**What is being asked**
Starting at the beginning of the listing and going on through the line with "Bar [271, 154, 277, 236]", rewrite those lines with "screenshot" changed to "screen capture" and everything else left as it is.
###
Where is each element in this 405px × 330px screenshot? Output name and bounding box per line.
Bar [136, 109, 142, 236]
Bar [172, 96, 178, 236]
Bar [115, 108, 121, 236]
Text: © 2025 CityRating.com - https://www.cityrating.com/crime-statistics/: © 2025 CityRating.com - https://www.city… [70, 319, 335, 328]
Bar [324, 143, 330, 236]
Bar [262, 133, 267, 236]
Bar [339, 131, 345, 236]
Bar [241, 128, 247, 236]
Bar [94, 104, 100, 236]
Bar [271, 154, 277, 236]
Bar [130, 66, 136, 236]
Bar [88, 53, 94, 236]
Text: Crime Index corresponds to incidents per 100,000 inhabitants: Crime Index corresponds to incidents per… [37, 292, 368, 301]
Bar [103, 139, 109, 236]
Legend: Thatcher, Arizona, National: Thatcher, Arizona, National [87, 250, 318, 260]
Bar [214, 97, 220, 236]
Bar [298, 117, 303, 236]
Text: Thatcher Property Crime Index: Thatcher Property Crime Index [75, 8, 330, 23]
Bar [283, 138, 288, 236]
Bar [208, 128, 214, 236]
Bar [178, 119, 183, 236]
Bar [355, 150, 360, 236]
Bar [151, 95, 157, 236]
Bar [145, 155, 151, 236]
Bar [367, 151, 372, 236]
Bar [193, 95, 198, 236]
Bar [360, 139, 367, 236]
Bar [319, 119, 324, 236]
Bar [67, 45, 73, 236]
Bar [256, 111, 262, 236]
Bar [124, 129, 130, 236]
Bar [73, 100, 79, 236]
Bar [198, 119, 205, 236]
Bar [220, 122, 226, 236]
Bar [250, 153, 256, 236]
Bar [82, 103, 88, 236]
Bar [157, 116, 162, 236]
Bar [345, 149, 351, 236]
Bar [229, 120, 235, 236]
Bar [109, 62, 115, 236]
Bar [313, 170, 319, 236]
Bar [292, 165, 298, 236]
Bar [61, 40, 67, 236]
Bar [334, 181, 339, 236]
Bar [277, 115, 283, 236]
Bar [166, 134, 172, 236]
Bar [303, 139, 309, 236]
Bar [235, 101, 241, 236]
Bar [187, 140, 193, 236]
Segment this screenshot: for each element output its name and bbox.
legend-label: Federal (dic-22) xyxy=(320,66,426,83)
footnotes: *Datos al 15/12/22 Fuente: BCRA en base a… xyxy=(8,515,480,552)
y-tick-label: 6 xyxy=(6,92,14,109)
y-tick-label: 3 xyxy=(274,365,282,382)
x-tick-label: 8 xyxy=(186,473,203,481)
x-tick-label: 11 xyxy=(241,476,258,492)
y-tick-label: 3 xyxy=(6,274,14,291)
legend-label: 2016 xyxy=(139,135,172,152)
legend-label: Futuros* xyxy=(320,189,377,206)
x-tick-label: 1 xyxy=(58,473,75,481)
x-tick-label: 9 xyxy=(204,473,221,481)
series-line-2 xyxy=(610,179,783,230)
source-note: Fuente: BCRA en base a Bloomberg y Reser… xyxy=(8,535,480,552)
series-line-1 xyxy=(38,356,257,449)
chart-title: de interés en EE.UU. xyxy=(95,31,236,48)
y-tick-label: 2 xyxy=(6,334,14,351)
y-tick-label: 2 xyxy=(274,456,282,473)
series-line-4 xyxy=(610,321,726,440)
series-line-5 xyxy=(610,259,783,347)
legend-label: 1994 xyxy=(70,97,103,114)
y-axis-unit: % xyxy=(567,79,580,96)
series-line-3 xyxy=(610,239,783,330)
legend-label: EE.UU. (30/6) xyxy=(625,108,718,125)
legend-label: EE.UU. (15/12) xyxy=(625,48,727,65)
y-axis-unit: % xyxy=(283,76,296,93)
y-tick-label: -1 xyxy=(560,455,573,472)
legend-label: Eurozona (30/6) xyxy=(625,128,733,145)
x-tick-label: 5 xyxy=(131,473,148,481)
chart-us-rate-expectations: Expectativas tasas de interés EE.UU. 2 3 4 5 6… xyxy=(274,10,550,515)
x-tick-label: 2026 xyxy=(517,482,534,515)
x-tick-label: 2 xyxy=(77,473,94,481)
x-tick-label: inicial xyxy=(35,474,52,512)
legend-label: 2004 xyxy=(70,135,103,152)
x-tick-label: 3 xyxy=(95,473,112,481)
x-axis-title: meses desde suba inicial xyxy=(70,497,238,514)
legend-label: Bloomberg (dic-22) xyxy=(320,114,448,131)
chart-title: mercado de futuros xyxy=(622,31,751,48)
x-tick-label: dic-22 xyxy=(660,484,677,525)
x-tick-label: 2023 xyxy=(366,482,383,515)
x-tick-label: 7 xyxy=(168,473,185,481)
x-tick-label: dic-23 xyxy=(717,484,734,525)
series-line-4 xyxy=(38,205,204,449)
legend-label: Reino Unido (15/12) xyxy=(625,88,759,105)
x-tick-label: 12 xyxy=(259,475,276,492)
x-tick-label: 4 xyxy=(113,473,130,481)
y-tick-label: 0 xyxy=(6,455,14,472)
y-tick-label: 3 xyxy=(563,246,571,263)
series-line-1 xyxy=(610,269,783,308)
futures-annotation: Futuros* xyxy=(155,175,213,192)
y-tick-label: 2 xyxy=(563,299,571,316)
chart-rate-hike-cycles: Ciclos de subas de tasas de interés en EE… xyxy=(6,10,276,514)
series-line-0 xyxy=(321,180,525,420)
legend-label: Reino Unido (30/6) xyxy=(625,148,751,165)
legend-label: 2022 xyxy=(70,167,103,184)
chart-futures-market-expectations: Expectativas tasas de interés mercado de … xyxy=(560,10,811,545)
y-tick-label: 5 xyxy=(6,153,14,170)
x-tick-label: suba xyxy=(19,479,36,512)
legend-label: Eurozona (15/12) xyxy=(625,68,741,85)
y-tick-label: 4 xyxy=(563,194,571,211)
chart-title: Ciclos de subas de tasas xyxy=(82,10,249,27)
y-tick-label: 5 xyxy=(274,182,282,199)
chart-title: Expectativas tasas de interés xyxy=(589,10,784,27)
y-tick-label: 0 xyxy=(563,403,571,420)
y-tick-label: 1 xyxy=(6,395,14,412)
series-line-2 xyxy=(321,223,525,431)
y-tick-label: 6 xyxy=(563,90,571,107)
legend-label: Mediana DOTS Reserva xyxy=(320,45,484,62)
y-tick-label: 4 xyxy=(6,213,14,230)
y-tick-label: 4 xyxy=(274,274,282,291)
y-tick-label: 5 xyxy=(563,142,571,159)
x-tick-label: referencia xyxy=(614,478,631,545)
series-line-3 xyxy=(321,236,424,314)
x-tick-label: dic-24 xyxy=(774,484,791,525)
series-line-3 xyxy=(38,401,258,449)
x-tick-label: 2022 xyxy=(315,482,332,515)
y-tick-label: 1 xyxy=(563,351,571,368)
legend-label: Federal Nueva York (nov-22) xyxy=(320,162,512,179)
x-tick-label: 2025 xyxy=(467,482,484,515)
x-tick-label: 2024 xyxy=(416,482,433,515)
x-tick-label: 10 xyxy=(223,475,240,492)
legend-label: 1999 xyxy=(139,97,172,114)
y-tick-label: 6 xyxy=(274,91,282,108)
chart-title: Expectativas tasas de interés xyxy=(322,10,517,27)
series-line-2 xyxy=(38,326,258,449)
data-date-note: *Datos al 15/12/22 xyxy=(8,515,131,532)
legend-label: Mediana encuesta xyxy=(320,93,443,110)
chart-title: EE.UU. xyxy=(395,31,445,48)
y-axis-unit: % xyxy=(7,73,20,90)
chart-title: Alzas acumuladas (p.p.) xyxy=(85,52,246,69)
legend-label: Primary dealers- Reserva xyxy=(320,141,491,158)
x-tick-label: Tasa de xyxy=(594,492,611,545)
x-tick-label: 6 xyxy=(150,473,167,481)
###
**Answer to the problem**
Where is each element in this 405px × 330px screen capture? Output name and bounding box per line.
Bar [136, 109, 142, 236]
Bar [172, 96, 178, 236]
Bar [115, 108, 121, 236]
Text: © 2025 CityRating.com - https://www.cityrating.com/crime-statistics/: © 2025 CityRating.com - https://www.city… [70, 319, 335, 328]
Bar [324, 143, 330, 236]
Bar [262, 133, 267, 236]
Bar [339, 131, 345, 236]
Bar [241, 128, 247, 236]
Bar [94, 104, 100, 236]
Bar [271, 154, 277, 236]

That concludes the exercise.